→ Data records
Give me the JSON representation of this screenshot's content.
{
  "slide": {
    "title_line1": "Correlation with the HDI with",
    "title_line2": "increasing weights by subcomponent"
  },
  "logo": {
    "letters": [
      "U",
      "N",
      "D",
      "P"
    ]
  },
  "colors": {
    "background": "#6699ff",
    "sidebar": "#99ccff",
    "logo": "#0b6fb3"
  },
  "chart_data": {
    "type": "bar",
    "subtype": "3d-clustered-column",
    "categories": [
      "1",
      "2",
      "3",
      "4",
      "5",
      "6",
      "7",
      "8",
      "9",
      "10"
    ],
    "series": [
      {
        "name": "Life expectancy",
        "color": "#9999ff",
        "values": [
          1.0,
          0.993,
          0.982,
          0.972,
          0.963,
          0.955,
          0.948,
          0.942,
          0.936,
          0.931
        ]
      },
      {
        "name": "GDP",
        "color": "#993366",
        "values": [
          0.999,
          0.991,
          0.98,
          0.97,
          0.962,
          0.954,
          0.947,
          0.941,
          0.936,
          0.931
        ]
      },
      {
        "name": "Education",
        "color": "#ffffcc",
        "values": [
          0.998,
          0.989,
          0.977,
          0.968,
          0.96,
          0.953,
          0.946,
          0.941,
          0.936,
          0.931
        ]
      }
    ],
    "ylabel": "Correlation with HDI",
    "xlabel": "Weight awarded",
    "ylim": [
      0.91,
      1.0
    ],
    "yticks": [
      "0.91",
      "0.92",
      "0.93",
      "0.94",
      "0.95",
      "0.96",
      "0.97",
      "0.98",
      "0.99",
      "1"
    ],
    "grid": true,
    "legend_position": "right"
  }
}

→ Given task
Reproduce the listing in full. Keep it exactly as written.

→ Full solution
Give me the JSON representation of this screenshot's content.
{
  "slide": {
    "title_line1": "Correlation with the HDI with",
    "title_line2": "increasing weights by subcomponent"
  },
  "logo": {
    "letters": [
      "U",
      "N",
      "D",
      "P"
    ]
  },
  "colors": {
    "background": "#6699ff",
    "sidebar": "#99ccff",
    "logo": "#0b6fb3"
  },
  "chart_data": {
    "type": "bar",
    "subtype": "3d-clustered-column",
    "categories": [
      "1",
      "2",
      "3",
      "4",
      "5",
      "6",
      "7",
      "8",
      "9",
      "10"
    ],
    "series": [
      {
        "name": "Life expectancy",
        "color": "#9999ff",
        "values": [
          1.0,
          0.993,
          0.982,
          0.972,
          0.963,
          0.955,
          0.948,
          0.942,
          0.936,
          0.931
        ]
      },
      {
        "name": "GDP",
        "color": "#993366",
        "values": [
          0.999,
          0.991,
          0.98,
          0.97,
          0.962,
          0.954,
          0.947,
          0.941,
          0.936,
          0.931
        ]
      },
      {
        "name": "Education",
        "color": "#ffffcc",
        "values": [
          0.998,
          0.989,
          0.977,
          0.968,
          0.96,
          0.953,
          0.946,
          0.941,
          0.936,
          0.931
        ]
      }
    ],
    "ylabel": "Correlation with HDI",
    "xlabel": "Weight awarded",
    "ylim": [
      0.91,
      1.0
    ],
    "yticks": [
      "0.91",
      "0.92",
      "0.93",
      "0.94",
      "0.95",
      "0.96",
      "0.97",
      "0.98",
      "0.99",
      "1"
    ],
    "grid": true,
    "legend_position": "right"
  }
}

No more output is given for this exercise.